** DESCRIPTION OF THE TASK **
Search the listing below for "ready". Copy each matching line.

● ● ●

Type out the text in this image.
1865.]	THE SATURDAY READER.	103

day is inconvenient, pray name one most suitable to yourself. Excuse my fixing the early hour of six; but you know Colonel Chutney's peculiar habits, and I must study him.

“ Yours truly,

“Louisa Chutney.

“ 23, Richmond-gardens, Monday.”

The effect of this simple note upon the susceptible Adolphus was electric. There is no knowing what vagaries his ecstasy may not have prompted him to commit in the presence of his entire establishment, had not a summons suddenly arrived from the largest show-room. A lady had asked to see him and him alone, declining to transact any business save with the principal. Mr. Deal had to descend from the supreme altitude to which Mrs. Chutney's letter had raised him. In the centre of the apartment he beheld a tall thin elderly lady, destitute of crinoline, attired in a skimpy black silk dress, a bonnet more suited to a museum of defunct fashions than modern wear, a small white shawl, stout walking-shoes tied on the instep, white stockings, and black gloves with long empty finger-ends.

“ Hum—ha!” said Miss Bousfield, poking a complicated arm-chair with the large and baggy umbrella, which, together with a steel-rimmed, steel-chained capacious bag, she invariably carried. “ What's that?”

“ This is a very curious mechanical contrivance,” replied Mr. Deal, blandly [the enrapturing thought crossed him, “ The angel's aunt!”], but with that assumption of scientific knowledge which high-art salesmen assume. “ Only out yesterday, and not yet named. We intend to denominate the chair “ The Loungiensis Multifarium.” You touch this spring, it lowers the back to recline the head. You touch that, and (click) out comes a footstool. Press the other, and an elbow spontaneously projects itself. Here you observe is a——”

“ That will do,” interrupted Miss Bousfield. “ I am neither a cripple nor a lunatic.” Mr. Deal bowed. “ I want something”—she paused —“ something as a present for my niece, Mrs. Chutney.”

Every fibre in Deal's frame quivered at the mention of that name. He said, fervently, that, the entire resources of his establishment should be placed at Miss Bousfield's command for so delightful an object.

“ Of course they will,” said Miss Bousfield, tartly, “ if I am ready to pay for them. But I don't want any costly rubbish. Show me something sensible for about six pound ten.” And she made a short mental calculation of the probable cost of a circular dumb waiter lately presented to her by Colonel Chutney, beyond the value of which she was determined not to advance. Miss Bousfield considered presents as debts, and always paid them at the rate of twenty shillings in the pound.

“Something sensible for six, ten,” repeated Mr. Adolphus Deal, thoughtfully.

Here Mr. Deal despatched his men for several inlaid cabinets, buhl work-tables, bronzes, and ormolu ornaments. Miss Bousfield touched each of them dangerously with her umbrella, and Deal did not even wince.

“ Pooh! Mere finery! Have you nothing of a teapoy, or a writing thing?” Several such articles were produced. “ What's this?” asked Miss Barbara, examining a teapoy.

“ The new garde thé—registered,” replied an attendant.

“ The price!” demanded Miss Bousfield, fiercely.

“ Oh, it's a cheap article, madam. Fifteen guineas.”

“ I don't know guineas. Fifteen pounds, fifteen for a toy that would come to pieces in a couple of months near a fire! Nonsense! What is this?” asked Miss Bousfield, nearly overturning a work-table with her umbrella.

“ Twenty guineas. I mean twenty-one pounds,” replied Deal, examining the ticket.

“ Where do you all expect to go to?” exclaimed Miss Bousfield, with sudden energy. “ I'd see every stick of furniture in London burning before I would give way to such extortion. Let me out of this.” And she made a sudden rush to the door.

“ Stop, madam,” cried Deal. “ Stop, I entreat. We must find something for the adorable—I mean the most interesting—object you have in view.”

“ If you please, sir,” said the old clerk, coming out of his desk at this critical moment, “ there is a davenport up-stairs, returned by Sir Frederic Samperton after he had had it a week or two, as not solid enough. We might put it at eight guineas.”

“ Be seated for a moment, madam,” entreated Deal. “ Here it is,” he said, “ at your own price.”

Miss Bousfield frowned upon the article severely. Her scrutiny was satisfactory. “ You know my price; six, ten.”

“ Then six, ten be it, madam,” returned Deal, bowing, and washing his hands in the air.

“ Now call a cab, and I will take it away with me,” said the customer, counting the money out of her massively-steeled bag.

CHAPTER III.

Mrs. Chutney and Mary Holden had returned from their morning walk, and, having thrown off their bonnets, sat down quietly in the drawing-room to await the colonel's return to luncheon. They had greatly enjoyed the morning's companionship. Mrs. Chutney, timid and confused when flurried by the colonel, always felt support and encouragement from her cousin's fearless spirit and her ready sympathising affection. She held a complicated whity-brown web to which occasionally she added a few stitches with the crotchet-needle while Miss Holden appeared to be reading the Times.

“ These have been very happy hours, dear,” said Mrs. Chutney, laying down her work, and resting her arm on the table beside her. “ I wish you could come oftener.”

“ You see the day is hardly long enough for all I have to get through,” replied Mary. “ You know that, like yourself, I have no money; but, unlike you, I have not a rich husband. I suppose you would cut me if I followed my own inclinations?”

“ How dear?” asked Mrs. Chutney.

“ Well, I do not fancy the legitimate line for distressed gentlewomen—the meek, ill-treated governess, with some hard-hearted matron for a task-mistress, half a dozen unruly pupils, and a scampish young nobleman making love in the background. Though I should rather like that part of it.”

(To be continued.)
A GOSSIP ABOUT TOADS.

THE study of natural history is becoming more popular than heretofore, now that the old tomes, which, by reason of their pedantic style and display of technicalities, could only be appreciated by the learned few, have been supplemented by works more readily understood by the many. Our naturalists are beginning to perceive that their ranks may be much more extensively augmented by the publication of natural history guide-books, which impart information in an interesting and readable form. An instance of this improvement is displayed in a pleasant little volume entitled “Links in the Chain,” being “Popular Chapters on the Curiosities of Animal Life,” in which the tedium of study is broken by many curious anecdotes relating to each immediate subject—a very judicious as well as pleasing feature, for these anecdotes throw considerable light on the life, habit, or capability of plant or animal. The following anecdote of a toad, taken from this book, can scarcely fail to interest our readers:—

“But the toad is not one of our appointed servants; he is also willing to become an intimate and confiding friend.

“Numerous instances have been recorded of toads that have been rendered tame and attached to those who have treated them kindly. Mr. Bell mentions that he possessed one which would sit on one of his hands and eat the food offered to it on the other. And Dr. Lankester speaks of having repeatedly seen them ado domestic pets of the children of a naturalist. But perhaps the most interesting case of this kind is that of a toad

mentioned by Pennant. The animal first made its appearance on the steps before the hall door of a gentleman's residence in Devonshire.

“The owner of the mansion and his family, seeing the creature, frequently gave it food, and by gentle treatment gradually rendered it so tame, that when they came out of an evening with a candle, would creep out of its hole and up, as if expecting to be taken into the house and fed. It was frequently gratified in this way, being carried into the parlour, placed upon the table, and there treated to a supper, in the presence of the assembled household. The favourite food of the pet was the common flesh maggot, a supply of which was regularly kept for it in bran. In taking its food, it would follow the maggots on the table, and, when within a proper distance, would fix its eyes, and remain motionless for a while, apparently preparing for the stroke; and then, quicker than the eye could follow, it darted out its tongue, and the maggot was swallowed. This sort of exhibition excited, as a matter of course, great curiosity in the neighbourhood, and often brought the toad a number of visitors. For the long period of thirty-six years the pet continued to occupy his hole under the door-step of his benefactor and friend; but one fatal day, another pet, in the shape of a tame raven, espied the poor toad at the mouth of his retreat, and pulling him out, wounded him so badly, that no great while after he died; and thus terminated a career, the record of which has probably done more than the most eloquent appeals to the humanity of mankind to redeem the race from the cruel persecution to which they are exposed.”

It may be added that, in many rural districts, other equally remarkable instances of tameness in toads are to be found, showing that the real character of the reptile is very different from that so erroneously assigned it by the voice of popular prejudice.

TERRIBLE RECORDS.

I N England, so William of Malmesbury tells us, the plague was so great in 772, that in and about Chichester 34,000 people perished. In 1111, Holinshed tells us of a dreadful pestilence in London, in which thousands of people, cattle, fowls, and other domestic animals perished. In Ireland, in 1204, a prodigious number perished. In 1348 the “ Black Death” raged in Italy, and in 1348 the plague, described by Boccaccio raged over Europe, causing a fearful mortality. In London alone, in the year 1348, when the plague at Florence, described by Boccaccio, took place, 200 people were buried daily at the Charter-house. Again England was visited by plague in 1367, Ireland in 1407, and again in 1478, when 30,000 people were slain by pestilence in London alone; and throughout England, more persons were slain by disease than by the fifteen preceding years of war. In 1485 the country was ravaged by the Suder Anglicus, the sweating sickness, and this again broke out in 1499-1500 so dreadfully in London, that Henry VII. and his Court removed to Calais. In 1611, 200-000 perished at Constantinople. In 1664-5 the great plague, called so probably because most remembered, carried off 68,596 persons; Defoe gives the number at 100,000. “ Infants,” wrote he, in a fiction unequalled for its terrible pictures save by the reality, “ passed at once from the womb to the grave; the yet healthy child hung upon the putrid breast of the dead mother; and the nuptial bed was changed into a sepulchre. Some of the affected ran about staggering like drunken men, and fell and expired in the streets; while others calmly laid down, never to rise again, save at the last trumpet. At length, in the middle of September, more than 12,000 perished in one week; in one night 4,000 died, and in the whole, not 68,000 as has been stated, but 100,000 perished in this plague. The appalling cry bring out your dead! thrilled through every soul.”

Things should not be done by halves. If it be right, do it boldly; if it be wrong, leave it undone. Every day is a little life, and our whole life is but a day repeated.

● ● ●

** RESULT BELOW **
“ Of course they will,” said Miss Bousfield, tartly, “ if I am ready to pay for them. But I don't want any costly rubbish. Show me something sensible for about six pound ten.” And she made a short mental calculation of the probable cost of a circular dumb waiter lately presented to her by Colonel Chutney, beyond the value of which she was determined not to advance. Miss Bousfield considered presents as debts, and always paid them at the rate of twenty shillings in the pound.
Mrs. Chutney and Mary Holden had returned from their morning walk, and, having thrown off their bonnets, sat down quietly in the drawing-room to await the colonel's return to luncheon. They had greatly enjoyed the morning's companionship. Mrs. Chutney, timid and confused when flurried by the colonel, always felt support and encouragement from her cousin's fearless spirit and her ready sympathising affection. She held a complicated whity-brown web to which occasionally she added a few stitches with the crotchet-needle while Miss Holden appeared to be reading the Times.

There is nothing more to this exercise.